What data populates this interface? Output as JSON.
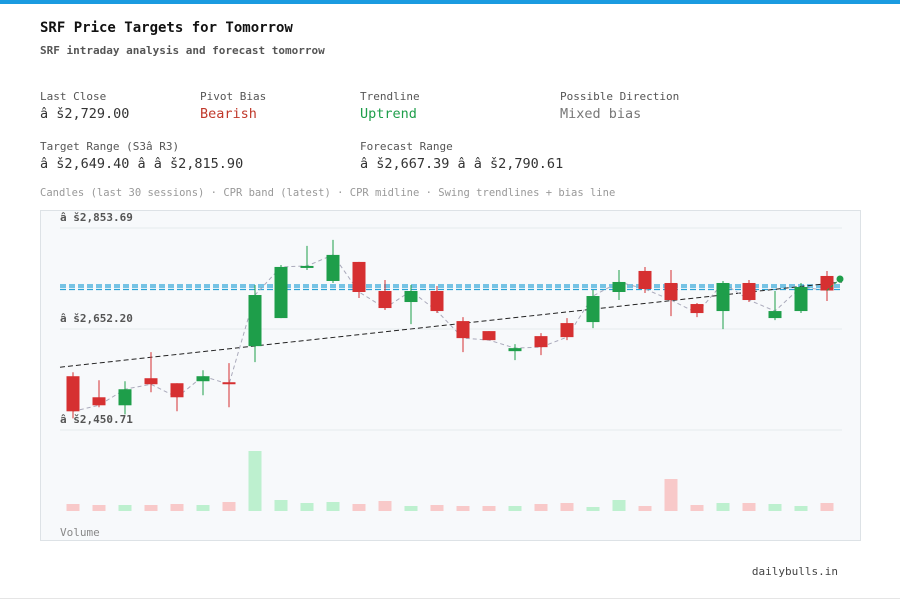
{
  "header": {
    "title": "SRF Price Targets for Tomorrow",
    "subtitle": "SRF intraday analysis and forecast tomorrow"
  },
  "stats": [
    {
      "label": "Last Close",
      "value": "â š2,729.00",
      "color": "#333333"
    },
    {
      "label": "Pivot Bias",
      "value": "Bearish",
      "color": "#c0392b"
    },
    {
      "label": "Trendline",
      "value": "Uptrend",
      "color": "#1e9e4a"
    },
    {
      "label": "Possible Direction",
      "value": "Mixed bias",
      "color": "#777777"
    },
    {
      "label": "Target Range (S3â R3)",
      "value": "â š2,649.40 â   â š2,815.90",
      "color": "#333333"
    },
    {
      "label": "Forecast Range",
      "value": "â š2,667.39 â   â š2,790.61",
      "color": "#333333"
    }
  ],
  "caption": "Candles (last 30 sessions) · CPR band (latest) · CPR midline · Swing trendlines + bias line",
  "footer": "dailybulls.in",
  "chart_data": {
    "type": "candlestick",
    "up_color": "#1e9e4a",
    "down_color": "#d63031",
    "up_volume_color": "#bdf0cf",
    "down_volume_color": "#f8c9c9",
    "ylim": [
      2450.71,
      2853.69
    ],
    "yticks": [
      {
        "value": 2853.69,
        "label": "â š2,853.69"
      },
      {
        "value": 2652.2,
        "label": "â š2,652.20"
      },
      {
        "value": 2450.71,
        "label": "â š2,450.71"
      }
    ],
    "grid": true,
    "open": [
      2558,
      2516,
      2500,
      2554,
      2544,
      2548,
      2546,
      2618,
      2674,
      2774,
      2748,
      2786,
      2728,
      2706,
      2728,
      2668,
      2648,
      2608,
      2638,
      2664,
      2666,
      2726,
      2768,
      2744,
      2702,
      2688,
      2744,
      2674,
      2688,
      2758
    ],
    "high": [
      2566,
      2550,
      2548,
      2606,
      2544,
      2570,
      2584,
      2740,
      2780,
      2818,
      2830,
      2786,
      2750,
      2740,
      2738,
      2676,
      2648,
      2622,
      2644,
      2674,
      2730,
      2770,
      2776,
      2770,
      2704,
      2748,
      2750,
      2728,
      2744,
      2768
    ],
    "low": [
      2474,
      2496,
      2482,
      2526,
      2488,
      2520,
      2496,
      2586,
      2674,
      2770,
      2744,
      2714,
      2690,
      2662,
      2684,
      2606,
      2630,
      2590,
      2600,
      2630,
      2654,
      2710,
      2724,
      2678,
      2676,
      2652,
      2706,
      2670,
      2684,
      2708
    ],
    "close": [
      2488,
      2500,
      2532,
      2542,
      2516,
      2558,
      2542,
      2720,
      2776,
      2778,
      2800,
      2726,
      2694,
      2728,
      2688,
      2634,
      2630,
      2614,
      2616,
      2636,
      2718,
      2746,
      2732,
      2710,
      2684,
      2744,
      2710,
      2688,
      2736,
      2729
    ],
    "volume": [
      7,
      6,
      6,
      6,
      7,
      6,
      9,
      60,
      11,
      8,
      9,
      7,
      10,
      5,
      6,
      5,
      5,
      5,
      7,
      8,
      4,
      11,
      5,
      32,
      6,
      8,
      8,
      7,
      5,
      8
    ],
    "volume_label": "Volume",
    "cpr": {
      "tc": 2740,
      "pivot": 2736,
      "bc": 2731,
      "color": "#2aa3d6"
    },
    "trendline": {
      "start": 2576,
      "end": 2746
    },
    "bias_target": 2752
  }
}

==

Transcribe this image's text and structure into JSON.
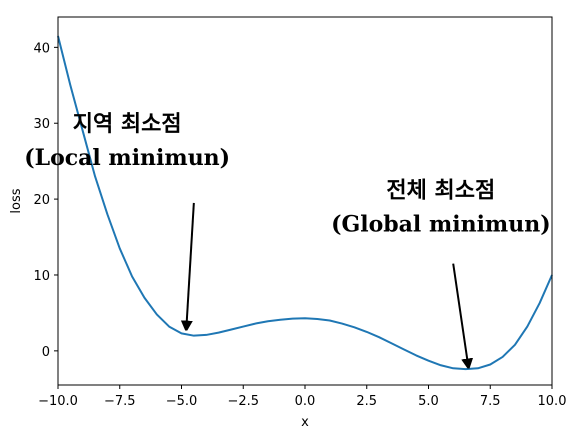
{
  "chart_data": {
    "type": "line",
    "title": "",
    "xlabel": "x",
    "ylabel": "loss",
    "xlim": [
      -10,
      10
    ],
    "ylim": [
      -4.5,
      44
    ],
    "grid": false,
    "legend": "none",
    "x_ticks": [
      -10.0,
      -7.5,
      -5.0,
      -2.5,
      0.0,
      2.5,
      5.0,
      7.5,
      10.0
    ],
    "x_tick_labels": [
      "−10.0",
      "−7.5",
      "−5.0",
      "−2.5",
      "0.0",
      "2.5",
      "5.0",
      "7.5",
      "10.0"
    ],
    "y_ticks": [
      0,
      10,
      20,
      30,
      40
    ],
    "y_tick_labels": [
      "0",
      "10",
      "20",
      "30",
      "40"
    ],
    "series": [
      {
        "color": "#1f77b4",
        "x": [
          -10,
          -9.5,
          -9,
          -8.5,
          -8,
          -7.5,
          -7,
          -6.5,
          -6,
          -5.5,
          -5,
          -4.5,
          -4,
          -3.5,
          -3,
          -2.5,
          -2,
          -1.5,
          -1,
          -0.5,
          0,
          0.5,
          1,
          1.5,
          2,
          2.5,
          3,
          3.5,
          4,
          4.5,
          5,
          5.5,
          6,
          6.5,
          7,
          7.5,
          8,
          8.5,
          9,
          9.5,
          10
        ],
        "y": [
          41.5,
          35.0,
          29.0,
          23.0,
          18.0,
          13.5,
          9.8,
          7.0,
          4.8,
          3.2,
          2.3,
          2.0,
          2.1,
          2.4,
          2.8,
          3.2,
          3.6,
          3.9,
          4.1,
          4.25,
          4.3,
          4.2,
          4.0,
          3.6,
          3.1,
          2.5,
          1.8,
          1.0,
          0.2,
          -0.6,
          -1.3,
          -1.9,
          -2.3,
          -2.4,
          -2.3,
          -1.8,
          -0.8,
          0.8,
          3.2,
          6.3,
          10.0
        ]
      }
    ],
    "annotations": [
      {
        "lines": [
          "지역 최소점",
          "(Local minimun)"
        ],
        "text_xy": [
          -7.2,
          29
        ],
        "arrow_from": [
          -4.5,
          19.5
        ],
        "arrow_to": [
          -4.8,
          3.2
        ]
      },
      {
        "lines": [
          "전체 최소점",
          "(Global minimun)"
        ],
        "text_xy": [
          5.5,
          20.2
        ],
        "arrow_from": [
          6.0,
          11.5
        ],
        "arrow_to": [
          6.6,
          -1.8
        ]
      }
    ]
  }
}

§ Short problem: Go through the listing above and return every line where the word "Range" occurs.

§ Expected output:
      "label": "Target Range (S3â R3)",
      "label": "Forecast Range",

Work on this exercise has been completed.